## Begin RECORDS SHOWN

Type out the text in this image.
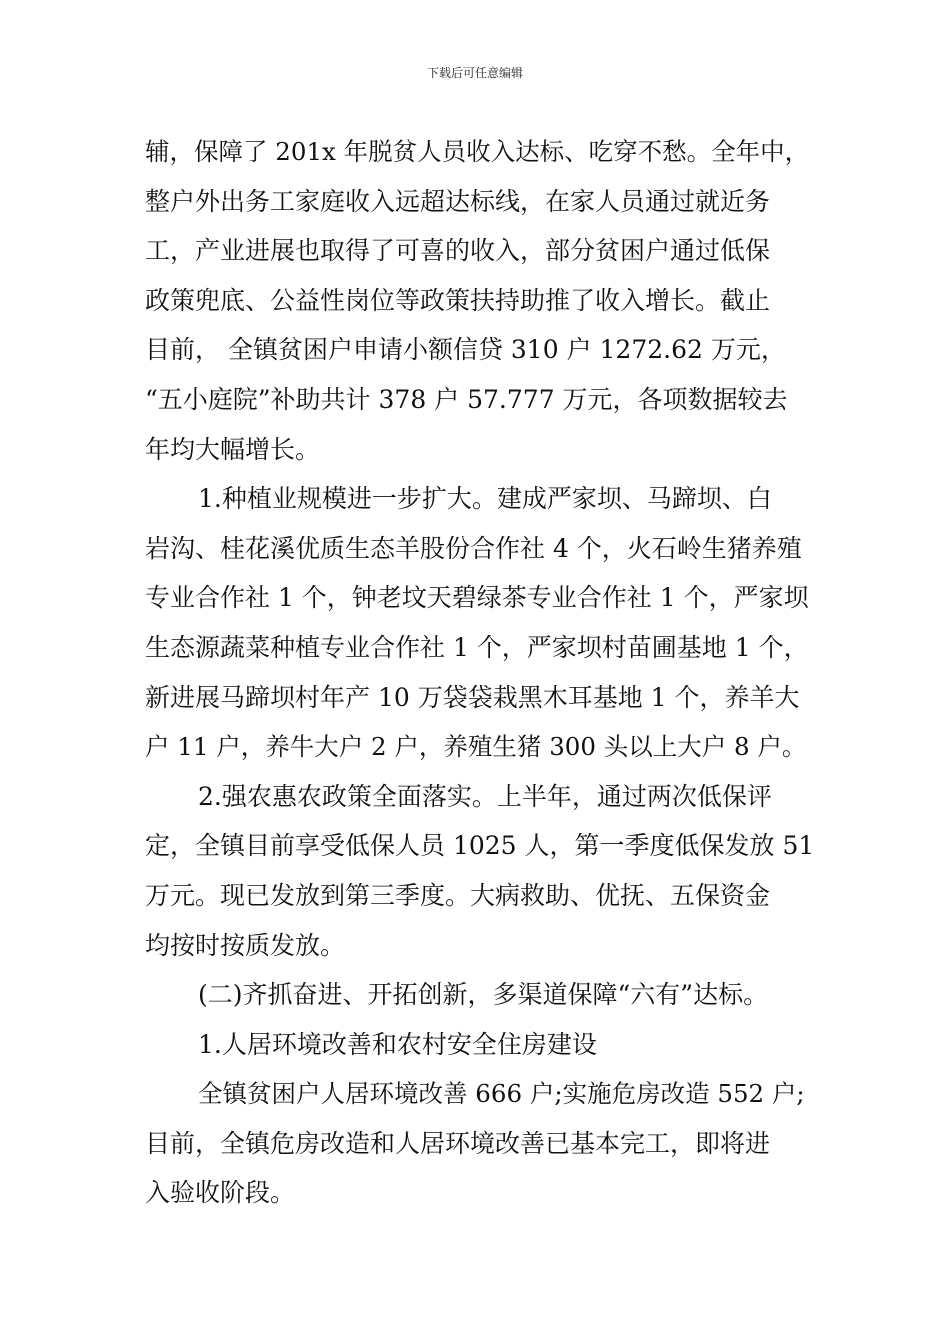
下载后可任意编辑

辅，保障了 201x 年脱贫人员收入达标、吃穿不愁。全年中，

整户外出务工家庭收入远超达标线，在家人员通过就近务

工，产业进展也取得了可喜的收入，部分贫困户通过低保

政策兜底、公益性岗位等政策扶持助推了收入增长。截止

目前， 全镇贫困户申请小额信贷 310 户 1272.62 万元，

“五小庭院”补助共计 378 户 57.777 万元，各项数据较去

年均大幅增长。

1.种植业规模进一步扩大。建成严家坝、马蹄坝、白

岩沟、桂花溪优质生态羊股份合作社 4 个，火石岭生猪养殖

专业合作社 1 个，钟老坟天碧绿茶专业合作社 1 个，严家坝

生态源蔬菜种植专业合作社 1 个，严家坝村苗圃基地 1 个，

新进展马蹄坝村年产 10 万袋袋栽黑木耳基地 1 个，养羊大

户 11 户，养牛大户 2 户，养殖生猪 300 头以上大户 8 户。

2.强农惠农政策全面落实。上半年，通过两次低保评

定，全镇目前享受低保人员 1025 人，第一季度低保发放 51

万元。现已发放到第三季度。大病救助、优抚、五保资金

均按时按质发放。

(二)齐抓奋进、开拓创新，多渠道保障“六有”达标。

1.人居环境改善和农村安全住房建设

全镇贫困户人居环境改善 666 户;实施危房改造 552 户;

目前，全镇危房改造和人居环境改善已基本完工，即将进

入验收阶段。
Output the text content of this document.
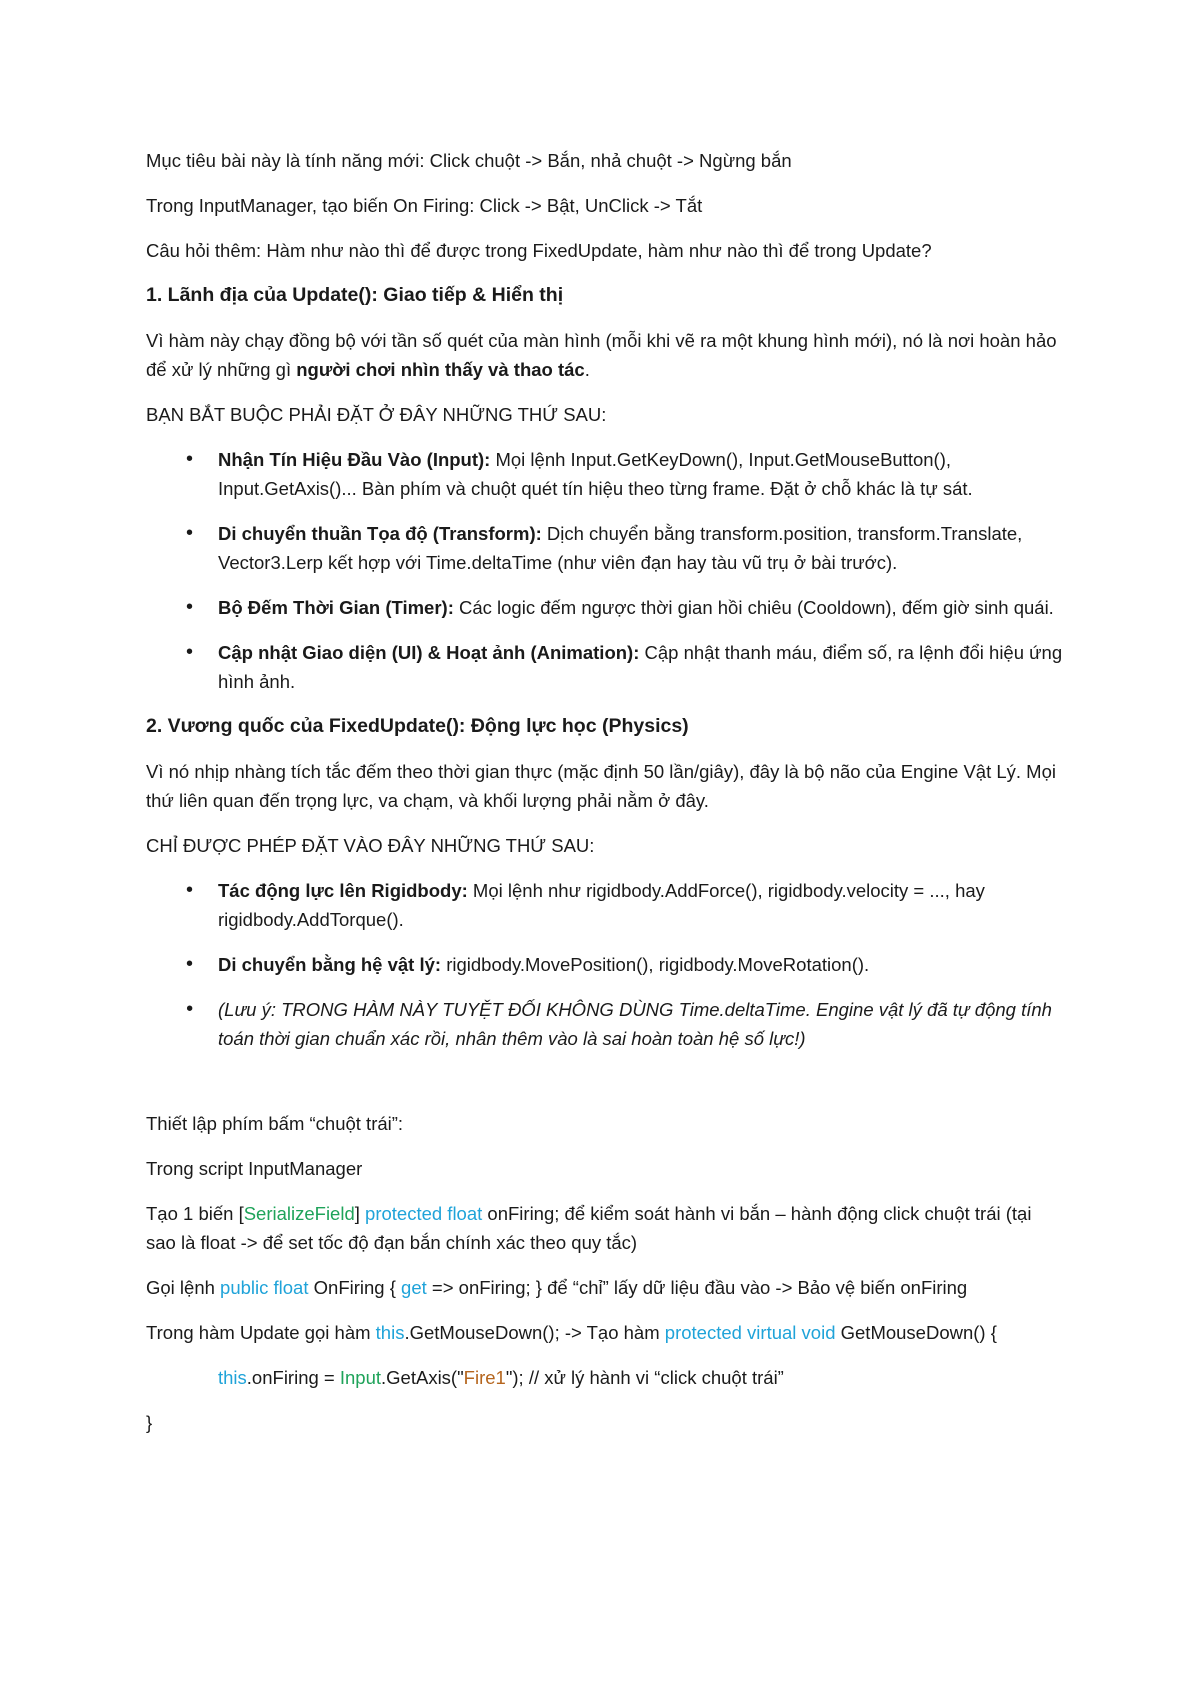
Mục tiêu bài này là tính năng mới: Click chuột -> Bắn, nhả chuột -> Ngừng bắn

Trong InputManager, tạo biến On Firing: Click -> Bật, UnClick -> Tắt

Câu hỏi thêm: Hàm như nào thì để được trong FixedUpdate, hàm như nào thì để trong Update?

1. Lãnh địa của Update(): Giao tiếp & Hiển thị

Vì hàm này chạy đồng bộ với tần số quét của màn hình (mỗi khi vẽ ra một khung hình mới), nó là nơi hoàn hảo để xử lý những gì người chơi nhìn thấy và thao tác.

BẠN BẮT BUỘC PHẢI ĐẶT Ở ĐÂY NHỮNG THỨ SAU:

• Nhận Tín Hiệu Đầu Vào (Input): Mọi lệnh Input.GetKeyDown(), Input.GetMouseButton(), Input.GetAxis()... Bàn phím và chuột quét tín hiệu theo từng frame. Đặt ở chỗ khác là tự sát.
• Di chuyển thuần Tọa độ (Transform): Dịch chuyển bằng transform.position, transform.Translate, Vector3.Lerp kết hợp với Time.deltaTime (như viên đạn hay tàu vũ trụ ở bài trước).
• Bộ Đếm Thời Gian (Timer): Các logic đếm ngược thời gian hồi chiêu (Cooldown), đếm giờ sinh quái.
• Cập nhật Giao diện (UI) & Hoạt ảnh (Animation): Cập nhật thanh máu, điểm số, ra lệnh đổi hiệu ứng hình ảnh.

2. Vương quốc của FixedUpdate(): Động lực học (Physics)

Vì nó nhịp nhàng tích tắc đếm theo thời gian thực (mặc định 50 lần/giây), đây là bộ não của Engine Vật Lý. Mọi thứ liên quan đến trọng lực, va chạm, và khối lượng phải nằm ở đây.

CHỈ ĐƯỢC PHÉP ĐẶT VÀO ĐÂY NHỮNG THỨ SAU:

• Tác động lực lên Rigidbody: Mọi lệnh như rigidbody.AddForce(), rigidbody.velocity = ..., hay rigidbody.AddTorque().
• Di chuyển bằng hệ vật lý: rigidbody.MovePosition(), rigidbody.MoveRotation().
• (Lưu ý: TRONG HÀM NÀY TUYỆT ĐỐI KHÔNG DÙNG Time.deltaTime. Engine vật lý đã tự động tính toán thời gian chuẩn xác rồi, nhân thêm vào là sai hoàn toàn hệ số lực!)

Thiết lập phím bấm “chuột trái”:

Trong script InputManager

Tạo 1 biến [SerializeField] protected float onFiring; để kiểm soát hành vi bắn – hành động click chuột trái (tại sao là float -> để set tốc độ đạn bắn chính xác theo quy tắc)

Gọi lệnh public float OnFiring { get => onFiring; } để “chỉ” lấy dữ liệu đầu vào -> Bảo vệ biến onFiring

Trong hàm Update gọi hàm this.GetMouseDown(); -> Tạo hàm protected virtual void GetMouseDown() {

this.onFiring = Input.GetAxis("Fire1"); // xử lý hành vi “click chuột trái”

}
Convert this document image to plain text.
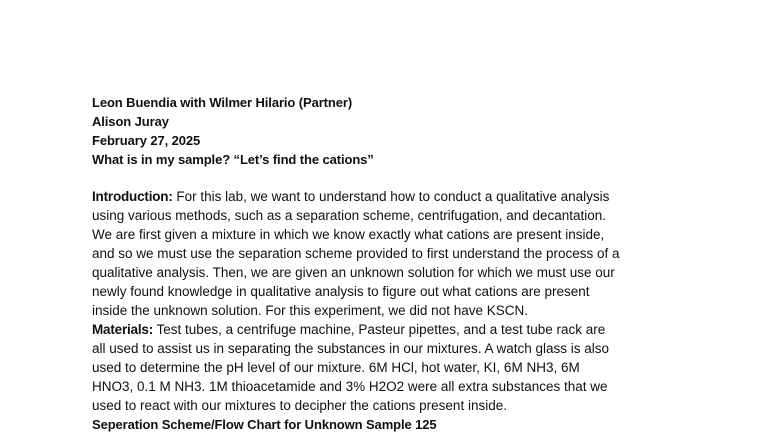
Leon Buendia with Wilmer Hilario (Partner)
Alison Juray
February 27, 2025
What is in my sample? “Let’s find the cations”
Introduction: For this lab, we want to understand how to conduct a qualitative analysis
using various methods, such as a separation scheme, centrifugation, and decantation.
We are first given a mixture in which we know exactly what cations are present inside,
and so we must use the separation scheme provided to first understand the process of a
qualitative analysis. Then, we are given an unknown solution for which we must use our
newly found knowledge in qualitative analysis to figure out what cations are present
inside the unknown solution. For this experiment, we did not have KSCN.
Materials: Test tubes, a centrifuge machine, Pasteur pipettes, and a test tube rack are
all used to assist us in separating the substances in our mixtures. A watch glass is also
used to determine the pH level of our mixture. 6M HCl, hot water, KI, 6M NH3, 6M
HNO3, 0.1 M NH3. 1M thioacetamide and 3% H2O2 were all extra substances that we
used to react with our mixtures to decipher the cations present inside.
Seperation Scheme/Flow Chart for Unknown Sample 125
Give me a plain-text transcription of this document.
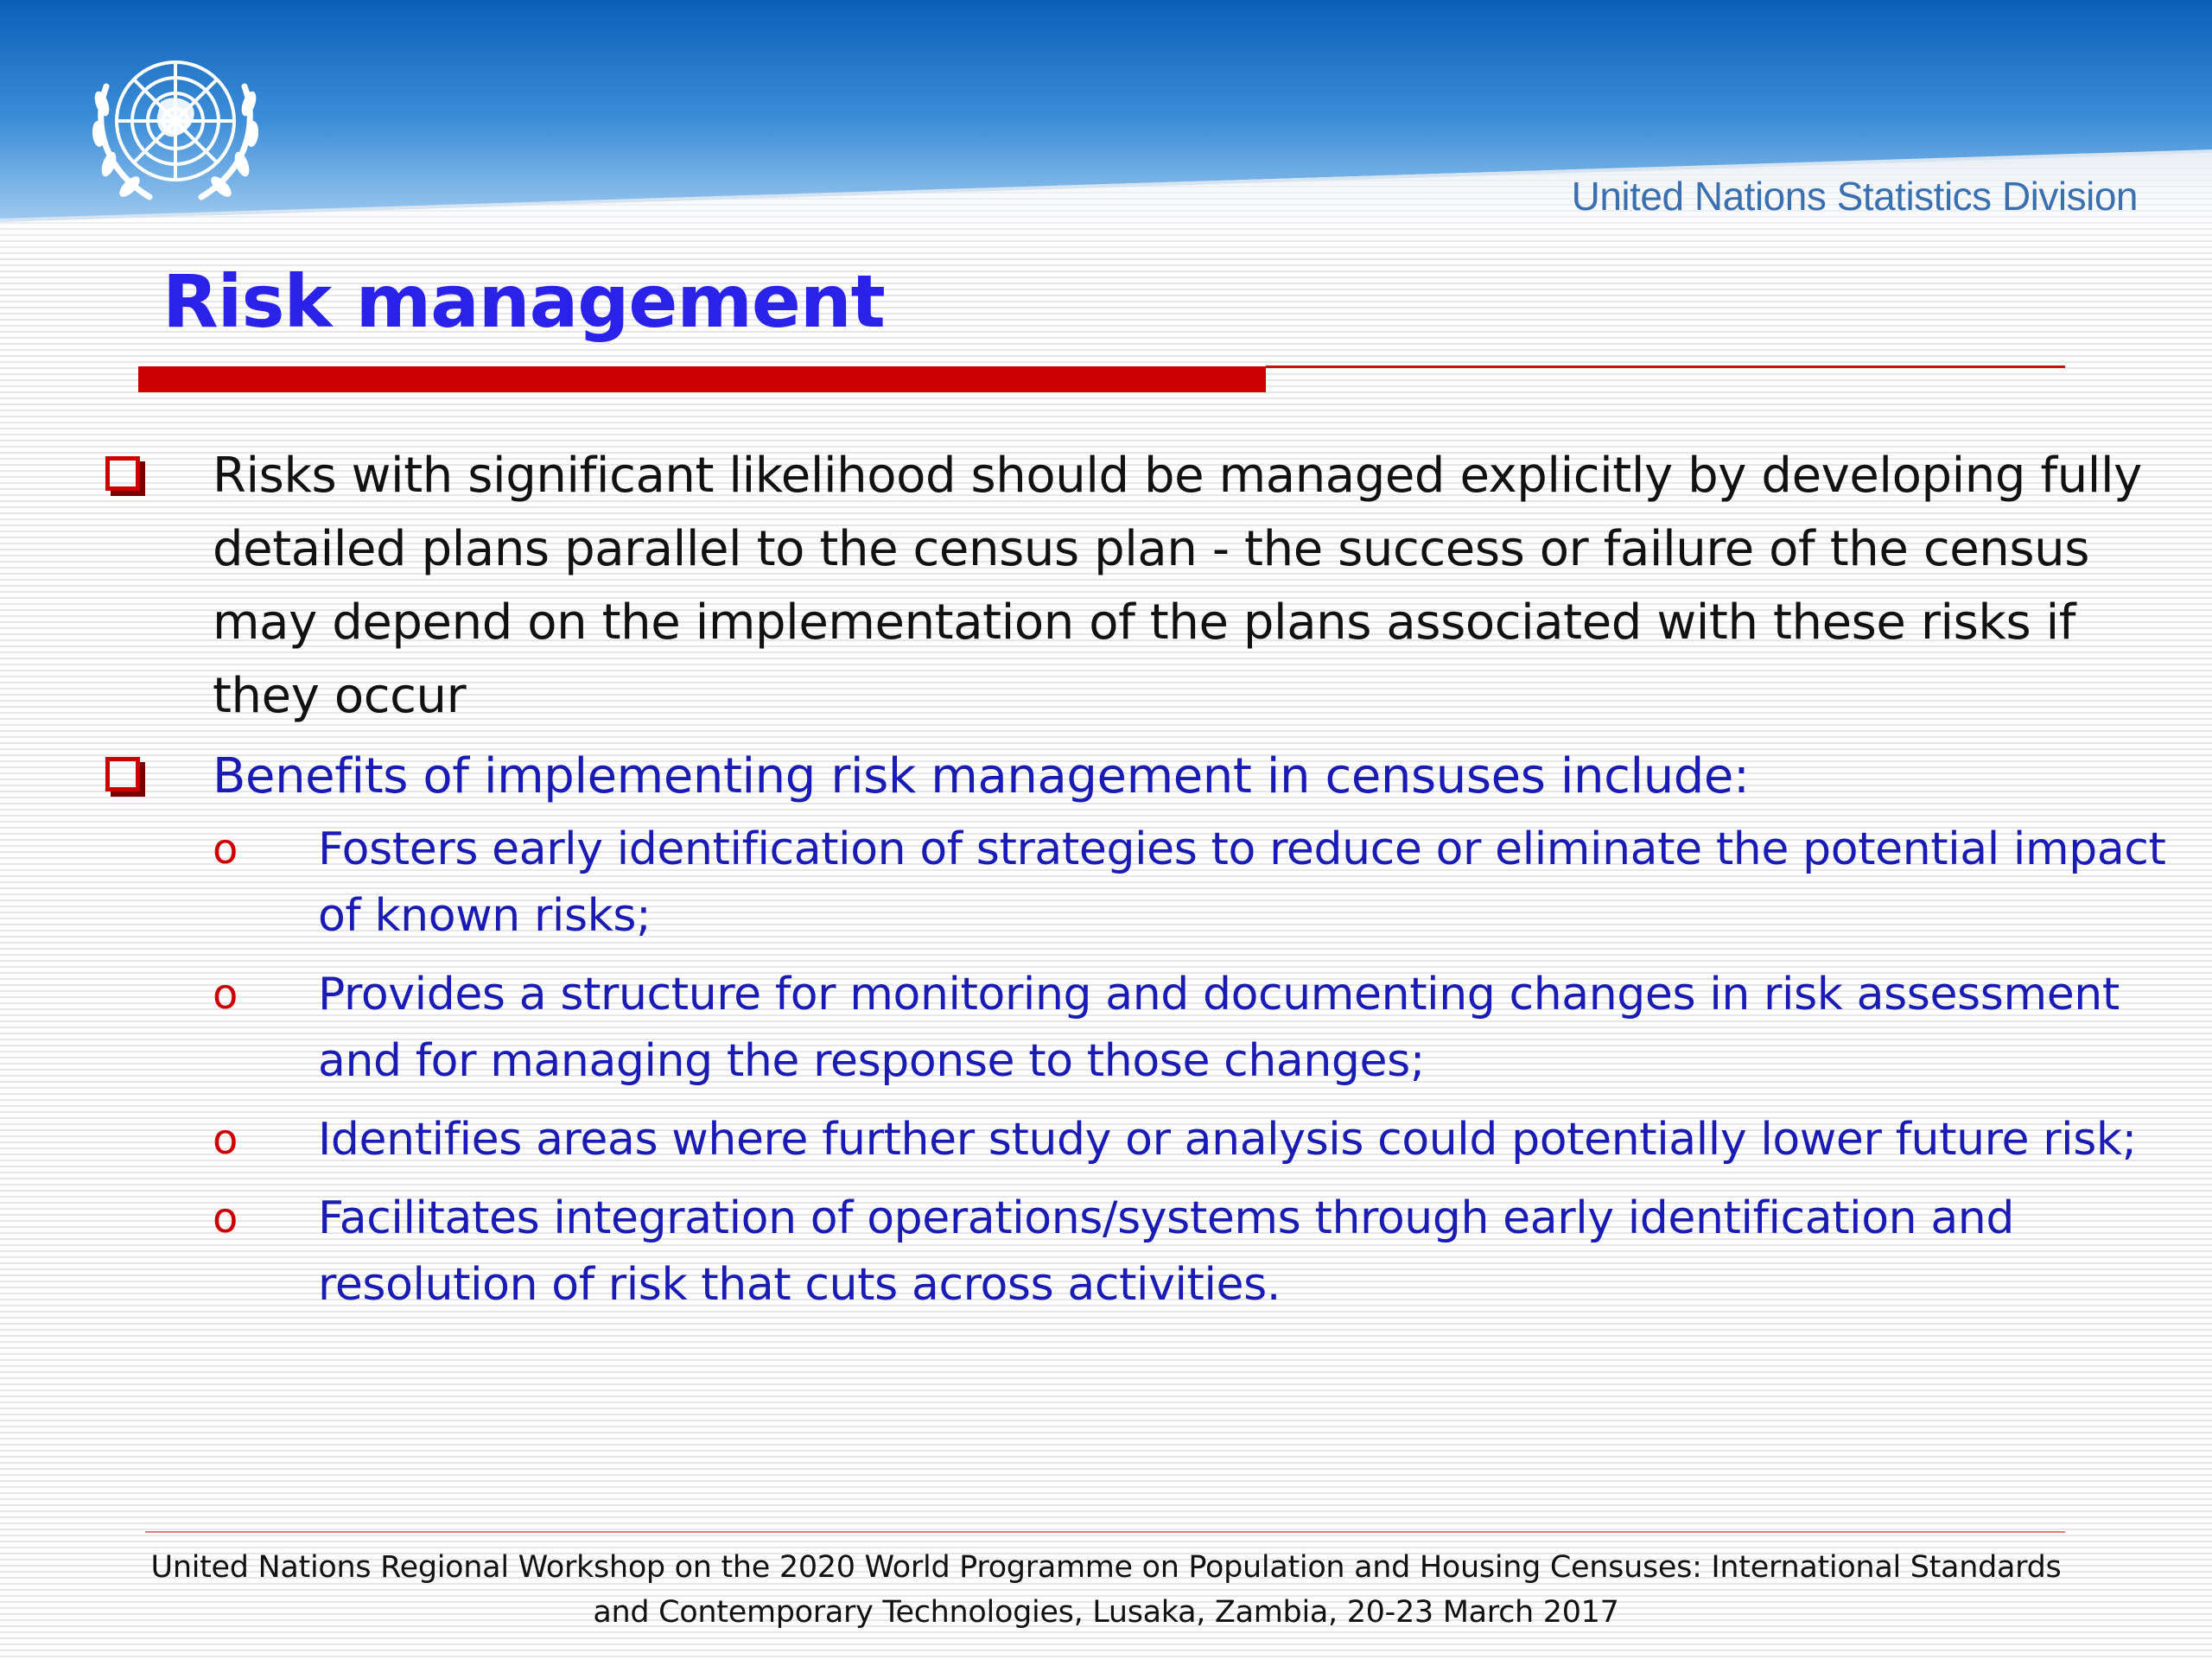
United Nations Statistics Division
Risk management
Risks with significant likelihood should be managed explicitly by developing fully detailed plans parallel to the census plan - the success or failure of the census may depend on the implementation of the plans associated with these risks if they occur
Benefits of implementing risk management in censuses include:
o Fosters early identification of strategies to reduce or eliminate the potential impact of known risks;
o Provides a structure for monitoring and documenting changes in risk assessment and for managing the response to those changes;
o Identifies areas where further study or analysis could potentially lower future risk;
o Facilitates integration of operations/systems through early identification and resolution of risk that cuts across activities.
United Nations Regional Workshop on the 2020 World Programme on Population and Housing Censuses: International Standards
and Contemporary Technologies, Lusaka, Zambia, 20-23 March 2017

## End RECORDS SHOWN

### TASK STATEMENT
Locate the word "bằng" in the records above, and return each line that has it.

### OUTPUT OF THE EXERCISE
• Di chuyển thuần Tọa độ (Transform): Dịch chuyển bằng transform.position, transform.Translate, Vector3.Lerp kết hợp với Time.deltaTime (như viên đạn hay tàu vũ trụ ở bài trước).
• Di chuyển bằng hệ vật lý: rigidbody.MovePosition(), rigidbody.MoveRotation().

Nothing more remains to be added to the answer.